[Extracted data entries]
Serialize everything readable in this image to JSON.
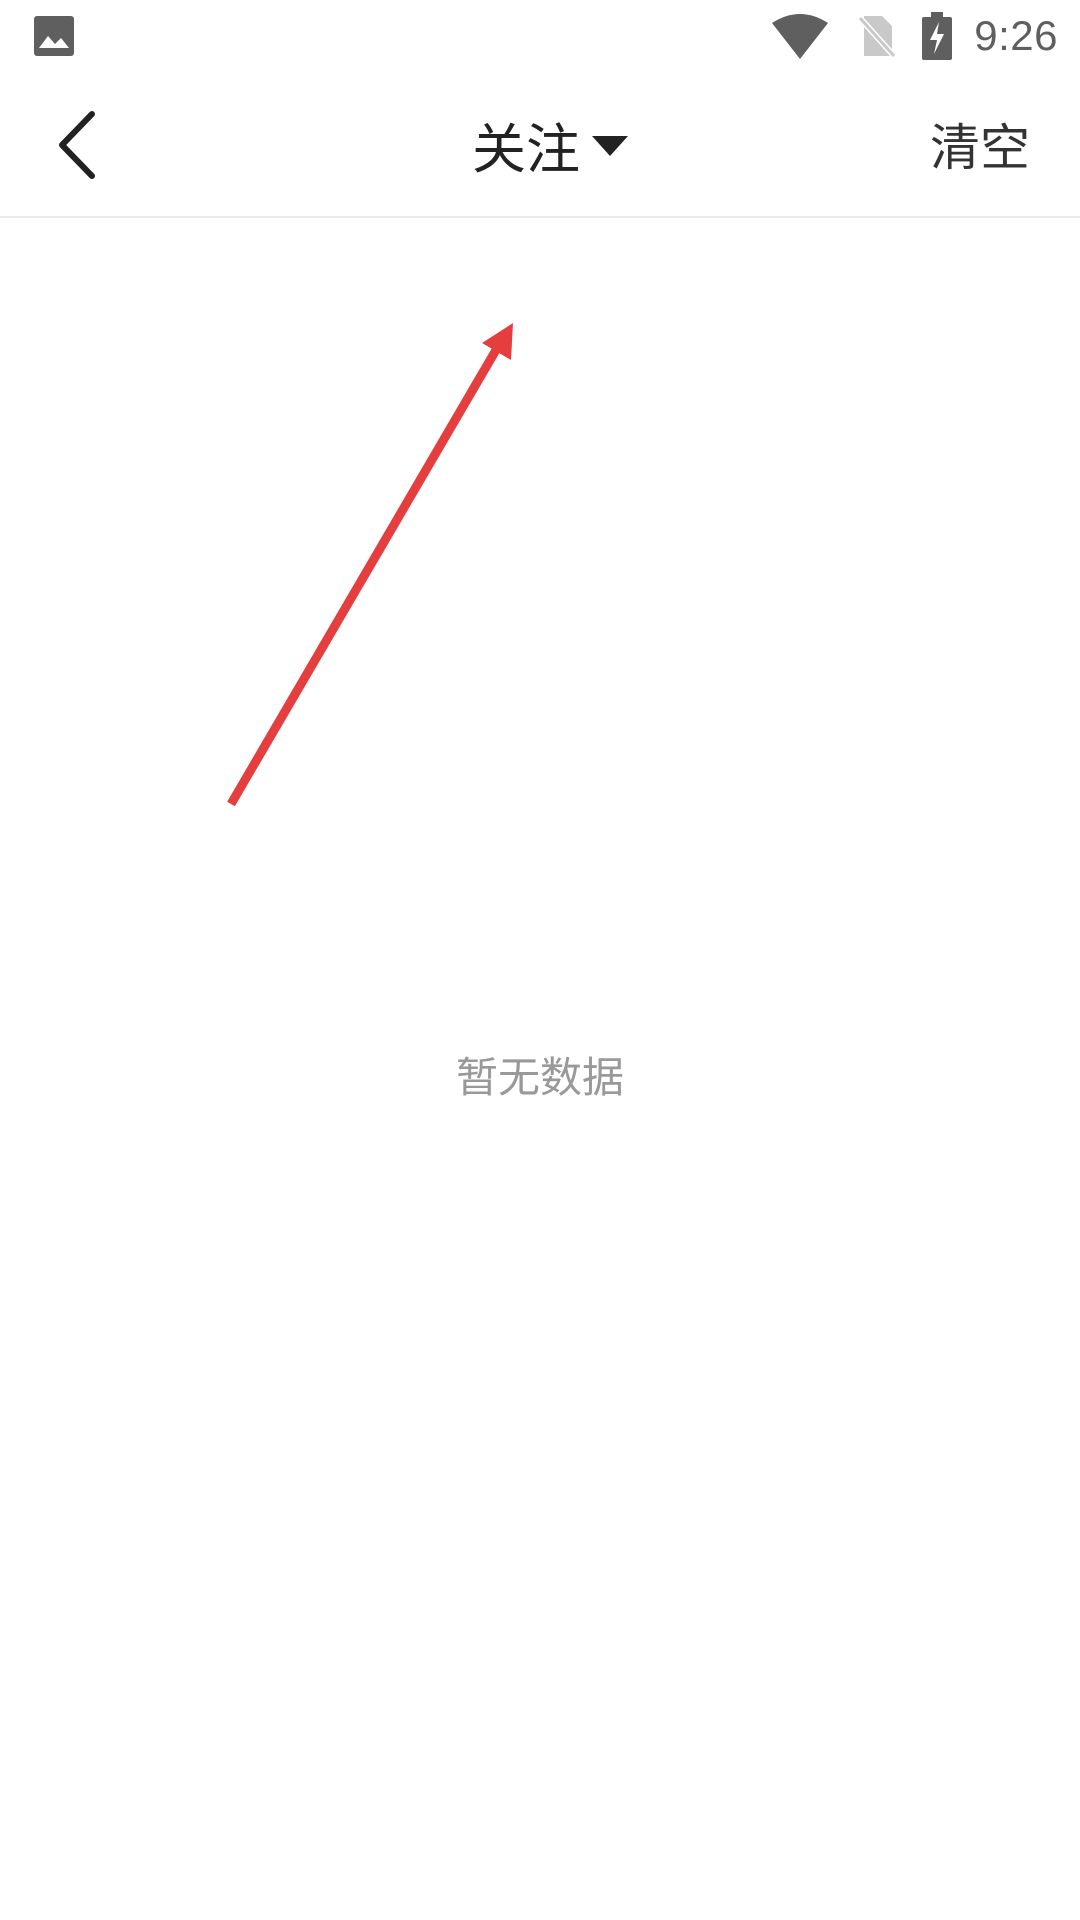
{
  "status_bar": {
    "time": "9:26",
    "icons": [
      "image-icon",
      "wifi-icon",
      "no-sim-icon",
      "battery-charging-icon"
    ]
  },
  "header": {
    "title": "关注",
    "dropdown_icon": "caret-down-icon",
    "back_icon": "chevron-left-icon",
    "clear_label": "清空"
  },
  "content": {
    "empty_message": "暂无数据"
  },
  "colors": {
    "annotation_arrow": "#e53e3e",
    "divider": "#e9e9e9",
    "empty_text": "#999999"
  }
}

---

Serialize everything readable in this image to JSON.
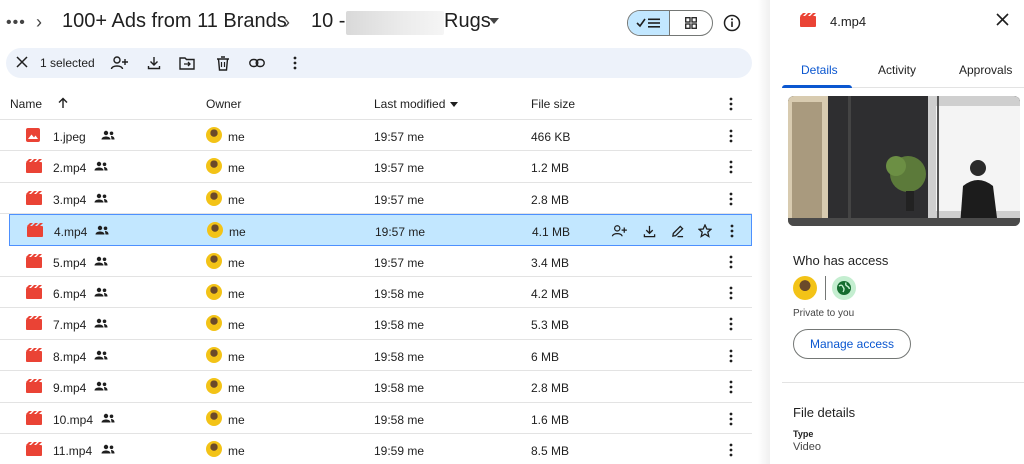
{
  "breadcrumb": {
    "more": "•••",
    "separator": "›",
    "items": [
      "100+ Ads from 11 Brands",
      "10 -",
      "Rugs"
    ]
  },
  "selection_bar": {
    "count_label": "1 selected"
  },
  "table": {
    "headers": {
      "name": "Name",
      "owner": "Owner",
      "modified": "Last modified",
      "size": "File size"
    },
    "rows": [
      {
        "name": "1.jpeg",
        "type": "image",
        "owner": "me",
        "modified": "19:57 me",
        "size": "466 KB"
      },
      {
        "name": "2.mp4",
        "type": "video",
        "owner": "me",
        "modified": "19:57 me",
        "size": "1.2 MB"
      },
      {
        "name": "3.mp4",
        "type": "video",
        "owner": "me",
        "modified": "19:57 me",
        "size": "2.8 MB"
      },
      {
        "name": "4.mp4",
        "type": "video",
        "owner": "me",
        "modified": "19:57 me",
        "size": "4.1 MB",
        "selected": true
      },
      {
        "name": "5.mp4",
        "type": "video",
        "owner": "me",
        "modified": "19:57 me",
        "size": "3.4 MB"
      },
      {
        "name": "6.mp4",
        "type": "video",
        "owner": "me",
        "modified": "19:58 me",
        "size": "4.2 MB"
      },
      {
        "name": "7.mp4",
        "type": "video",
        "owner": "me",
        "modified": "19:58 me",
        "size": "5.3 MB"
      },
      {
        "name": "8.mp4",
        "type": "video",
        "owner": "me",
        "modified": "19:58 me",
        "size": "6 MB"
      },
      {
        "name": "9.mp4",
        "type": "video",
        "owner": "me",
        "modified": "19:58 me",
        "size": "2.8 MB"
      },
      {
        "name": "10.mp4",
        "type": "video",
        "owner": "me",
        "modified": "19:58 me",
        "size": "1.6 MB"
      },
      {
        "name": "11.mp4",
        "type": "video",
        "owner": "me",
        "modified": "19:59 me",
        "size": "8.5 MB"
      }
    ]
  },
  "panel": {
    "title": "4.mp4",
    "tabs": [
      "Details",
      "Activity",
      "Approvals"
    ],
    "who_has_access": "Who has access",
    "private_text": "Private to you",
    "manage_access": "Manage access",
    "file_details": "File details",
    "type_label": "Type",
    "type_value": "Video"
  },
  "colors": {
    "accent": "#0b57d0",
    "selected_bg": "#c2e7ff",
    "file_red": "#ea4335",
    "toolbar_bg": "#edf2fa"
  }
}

* * *

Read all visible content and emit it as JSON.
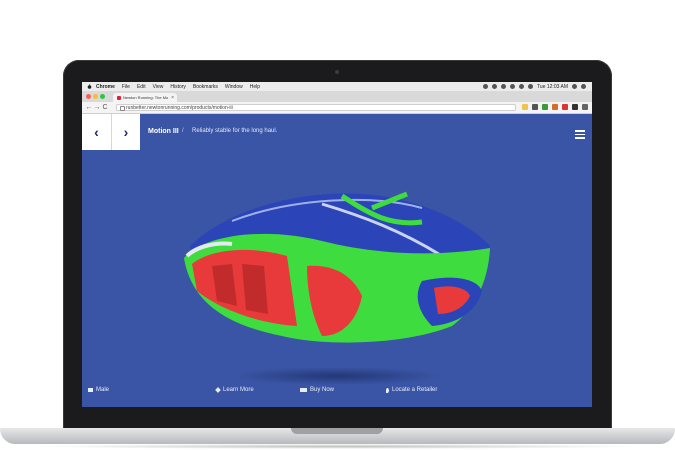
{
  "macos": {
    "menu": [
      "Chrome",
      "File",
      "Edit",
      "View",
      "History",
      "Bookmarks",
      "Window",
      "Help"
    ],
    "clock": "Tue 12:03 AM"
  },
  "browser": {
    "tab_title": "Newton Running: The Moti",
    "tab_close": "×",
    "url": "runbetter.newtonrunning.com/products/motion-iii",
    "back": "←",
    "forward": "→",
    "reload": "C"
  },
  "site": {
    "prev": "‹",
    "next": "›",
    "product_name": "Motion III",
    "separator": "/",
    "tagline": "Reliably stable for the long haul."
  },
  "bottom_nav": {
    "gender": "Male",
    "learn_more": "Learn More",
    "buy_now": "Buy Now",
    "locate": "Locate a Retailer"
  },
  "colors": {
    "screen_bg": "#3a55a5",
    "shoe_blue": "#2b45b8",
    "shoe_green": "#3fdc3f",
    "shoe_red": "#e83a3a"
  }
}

(Short problem): Only lines holding the string "access" are wanted; gather each one from the entries above.

(Finished exercise):
    "who_has_access": "Who has access",
    "manage_access": "Manage access",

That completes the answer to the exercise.